● **Rows from a dataset**:

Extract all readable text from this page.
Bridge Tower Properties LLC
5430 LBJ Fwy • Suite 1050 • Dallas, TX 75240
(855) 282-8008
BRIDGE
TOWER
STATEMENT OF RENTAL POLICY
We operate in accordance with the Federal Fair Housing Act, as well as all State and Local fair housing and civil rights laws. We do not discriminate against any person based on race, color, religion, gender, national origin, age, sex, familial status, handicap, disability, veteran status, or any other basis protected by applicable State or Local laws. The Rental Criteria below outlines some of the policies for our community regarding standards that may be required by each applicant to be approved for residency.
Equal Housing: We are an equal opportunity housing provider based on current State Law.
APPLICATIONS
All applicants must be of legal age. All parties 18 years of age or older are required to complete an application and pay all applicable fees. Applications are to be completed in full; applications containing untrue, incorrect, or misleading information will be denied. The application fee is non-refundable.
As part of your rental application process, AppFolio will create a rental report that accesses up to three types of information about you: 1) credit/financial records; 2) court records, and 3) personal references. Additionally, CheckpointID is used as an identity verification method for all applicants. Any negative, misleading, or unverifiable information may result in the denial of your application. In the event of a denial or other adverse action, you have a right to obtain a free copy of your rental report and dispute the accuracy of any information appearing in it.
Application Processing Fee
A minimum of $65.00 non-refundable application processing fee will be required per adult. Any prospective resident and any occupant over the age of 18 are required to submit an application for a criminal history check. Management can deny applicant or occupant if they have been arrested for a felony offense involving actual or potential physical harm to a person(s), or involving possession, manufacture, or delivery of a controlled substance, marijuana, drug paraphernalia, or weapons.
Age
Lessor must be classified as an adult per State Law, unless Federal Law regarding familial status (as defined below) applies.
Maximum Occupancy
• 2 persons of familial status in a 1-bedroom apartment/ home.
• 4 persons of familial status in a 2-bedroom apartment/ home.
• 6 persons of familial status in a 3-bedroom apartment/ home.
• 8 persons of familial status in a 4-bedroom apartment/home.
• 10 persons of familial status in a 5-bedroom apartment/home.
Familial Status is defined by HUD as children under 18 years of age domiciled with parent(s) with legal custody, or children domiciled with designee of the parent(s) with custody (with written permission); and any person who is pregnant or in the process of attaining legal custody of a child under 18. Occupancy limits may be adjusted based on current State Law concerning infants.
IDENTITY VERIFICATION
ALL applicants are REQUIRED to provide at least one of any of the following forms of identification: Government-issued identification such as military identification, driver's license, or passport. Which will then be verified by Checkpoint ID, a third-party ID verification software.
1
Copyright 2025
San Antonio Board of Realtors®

● **THE REQUEST**:
Restate the data above exactly, keeping each word as it stands.

● **SOLUTION TO THE EXERCISE**:
Extract all readable text from this page.
Bridge Tower Properties LLC
5430 LBJ Fwy • Suite 1050 • Dallas, TX 75240
(855) 282-8008
BRIDGE
TOWER
STATEMENT OF RENTAL POLICY
We operate in accordance with the Federal Fair Housing Act, as well as all State and Local fair housing and civil rights laws. We do not discriminate against any person based on race, color, religion, gender, national origin, age, sex, familial status, handicap, disability, veteran status, or any other basis protected by applicable State or Local laws. The Rental Criteria below outlines some of the policies for our community regarding standards that may be required by each applicant to be approved for residency.
Equal Housing: We are an equal opportunity housing provider based on current State Law.
APPLICATIONS
All applicants must be of legal age. All parties 18 years of age or older are required to complete an application and pay all applicable fees. Applications are to be completed in full; applications containing untrue, incorrect, or misleading information will be denied. The application fee is non-refundable.
As part of your rental application process, AppFolio will create a rental report that accesses up to three types of information about you: 1) credit/financial records; 2) court records, and 3) personal references. Additionally, CheckpointID is used as an identity verification method for all applicants. Any negative, misleading, or unverifiable information may result in the denial of your application. In the event of a denial or other adverse action, you have a right to obtain a free copy of your rental report and dispute the accuracy of any information appearing in it.
Application Processing Fee
A minimum of $65.00 non-refundable application processing fee will be required per adult. Any prospective resident and any occupant over the age of 18 are required to submit an application for a criminal history check. Management can deny applicant or occupant if they have been arrested for a felony offense involving actual or potential physical harm to a person(s), or involving possession, manufacture, or delivery of a controlled substance, marijuana, drug paraphernalia, or weapons.
Age
Lessor must be classified as an adult per State Law, unless Federal Law regarding familial status (as defined below) applies.
Maximum Occupancy
• 2 persons of familial status in a 1-bedroom apartment/ home.
• 4 persons of familial status in a 2-bedroom apartment/ home.
• 6 persons of familial status in a 3-bedroom apartment/ home.
• 8 persons of familial status in a 4-bedroom apartment/home.
• 10 persons of familial status in a 5-bedroom apartment/home.
Familial Status is defined by HUD as children under 18 years of age domiciled with parent(s) with legal custody, or children domiciled with designee of the parent(s) with custody (with written permission); and any person who is pregnant or in the process of attaining legal custody of a child under 18. Occupancy limits may be adjusted based on current State Law concerning infants.
IDENTITY VERIFICATION
ALL applicants are REQUIRED to provide at least one of any of the following forms of identification: Government-issued identification such as military identification, driver's license, or passport. Which will then be verified by Checkpoint ID, a third-party ID verification software.
1
Copyright 2025
San Antonio Board of Realtors®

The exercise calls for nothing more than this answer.